Objective>
Reproduce the data lines below, from the line with "topic-cell: ENGINEERING WORKING DRAWINGSMachine" to the line with "148, 558, 165]", including both, with every character kept the same.

Data section>
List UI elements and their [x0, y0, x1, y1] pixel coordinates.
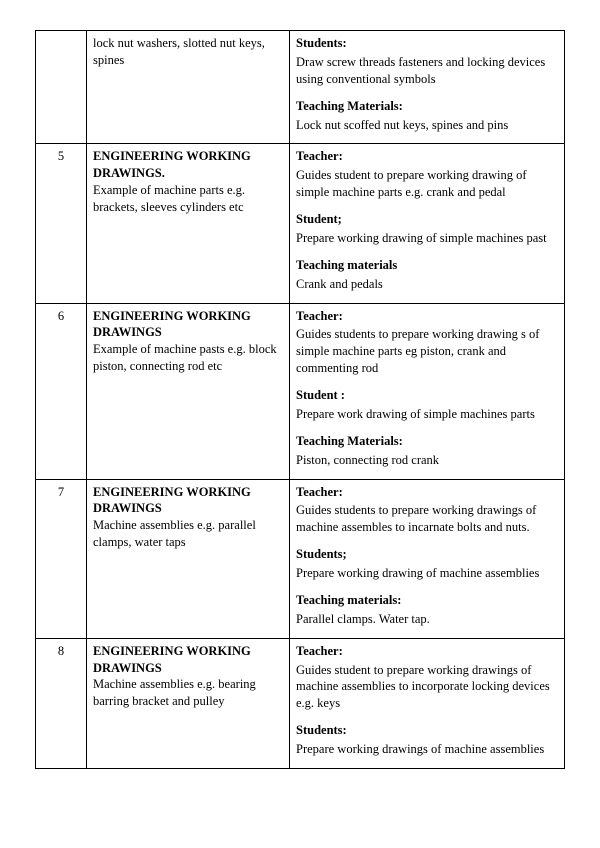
topic-cell: ENGINEERING WORKING DRAWINGSMachine asse…	[87, 479, 290, 638]
table-row: lock nut washers, slotted nut keys, spin…	[36, 31, 565, 144]
topic-title: ENGINEERING WORKING DRAWINGS	[93, 484, 283, 518]
row-number: 8	[36, 638, 87, 768]
section-label: Students:	[296, 722, 558, 739]
section-text: Crank and pedals	[296, 276, 558, 293]
section-label: Teacher:	[296, 148, 558, 165]
section-text: Prepare working drawing of simple machin…	[296, 230, 558, 247]
section-label: Teaching materials:	[296, 592, 558, 609]
section-gap	[296, 712, 558, 722]
section-text: Prepare working drawings of machine asse…	[296, 741, 558, 758]
section-label: Students;	[296, 546, 558, 563]
row-number: 5	[36, 144, 87, 303]
section-label: Student :	[296, 387, 558, 404]
table-row: 6ENGINEERING WORKING DRAWINGS Example of…	[36, 303, 565, 479]
topic-body: Example of machine pasts e.g. block pist…	[93, 341, 283, 375]
section-label: Teaching materials	[296, 257, 558, 274]
section-text: Prepare work drawing of simple machines …	[296, 406, 558, 423]
curriculum-table: lock nut washers, slotted nut keys, spin…	[35, 30, 565, 769]
table-row: 7ENGINEERING WORKING DRAWINGSMachine ass…	[36, 479, 565, 638]
section-gap	[296, 536, 558, 546]
section-text: Prepare working drawing of machine assem…	[296, 565, 558, 582]
detail-cell: Teacher: Guides student to prepare workin…	[290, 144, 565, 303]
table-row: 8ENGINEERING WORKING DRAWINGS Machine as…	[36, 638, 565, 768]
section-gap	[296, 88, 558, 98]
section-label: Teaching Materials:	[296, 98, 558, 115]
section-gap	[296, 377, 558, 387]
topic-title: ENGINEERING WORKING DRAWINGS	[93, 643, 283, 677]
row-number	[36, 31, 87, 144]
detail-cell: Teacher:Guides students to prepare worki…	[290, 303, 565, 479]
section-text: Guides students to prepare working drawi…	[296, 326, 558, 377]
topic-body: lock nut washers, slotted nut keys, spin…	[93, 35, 283, 69]
topic-body: Example of machine parts e.g. brackets, …	[93, 182, 283, 216]
section-gap	[296, 247, 558, 257]
table-row: 5ENGINEERING WORKING DRAWINGS. Example o…	[36, 144, 565, 303]
section-label: Student;	[296, 211, 558, 228]
section-label: Teacher:	[296, 484, 558, 501]
section-text: Parallel clamps. Water tap.	[296, 611, 558, 628]
detail-cell: Teacher:Guides students to prepare worki…	[290, 479, 565, 638]
table-body: lock nut washers, slotted nut keys, spin…	[36, 31, 565, 769]
topic-cell: ENGINEERING WORKING DRAWINGS Example of …	[87, 303, 290, 479]
section-text: Draw screw threads fasteners and locking…	[296, 54, 558, 88]
section-text: Guides student to prepare working drawin…	[296, 662, 558, 713]
section-text: Piston, connecting rod crank	[296, 452, 558, 469]
section-gap	[296, 582, 558, 592]
section-label: Teacher:	[296, 643, 558, 660]
topic-title: ENGINEERING WORKING DRAWINGS.	[93, 148, 283, 182]
section-label: Students:	[296, 35, 558, 52]
section-text: Lock nut scoffed nut keys, spines and pi…	[296, 117, 558, 134]
topic-body: Machine assemblies e.g. parallel clamps,…	[93, 517, 283, 551]
detail-cell: Teacher: Guides student to prepare workin…	[290, 638, 565, 768]
topic-cell: lock nut washers, slotted nut keys, spin…	[87, 31, 290, 144]
topic-cell: ENGINEERING WORKING DRAWINGS. Example of…	[87, 144, 290, 303]
row-number: 7	[36, 479, 87, 638]
topic-title: ENGINEERING WORKING DRAWINGS	[93, 308, 283, 342]
detail-cell: Students: Draw screw threads fasteners an…	[290, 31, 565, 144]
row-number: 6	[36, 303, 87, 479]
topic-body: Machine assemblies e.g. bearing barring …	[93, 676, 283, 710]
section-gap	[296, 201, 558, 211]
section-gap	[296, 423, 558, 433]
section-label: Teaching Materials:	[296, 433, 558, 450]
section-text: Guides student to prepare working drawin…	[296, 167, 558, 201]
section-text: Guides students to prepare working drawi…	[296, 502, 558, 536]
section-label: Teacher:	[296, 308, 558, 325]
topic-cell: ENGINEERING WORKING DRAWINGS Machine ass…	[87, 638, 290, 768]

Output below>
topic-cell: ENGINEERING WORKING DRAWINGSMachine asse…	[87, 479, 290, 638]
table-row: lock nut washers, slotted nut keys, spin…	[36, 31, 565, 144]
topic-title: ENGINEERING WORKING DRAWINGS	[93, 484, 283, 518]
row-number: 8	[36, 638, 87, 768]
section-label: Students:	[296, 722, 558, 739]
section-text: Crank and pedals	[296, 276, 558, 293]
section-label: Teacher:	[296, 148, 558, 165]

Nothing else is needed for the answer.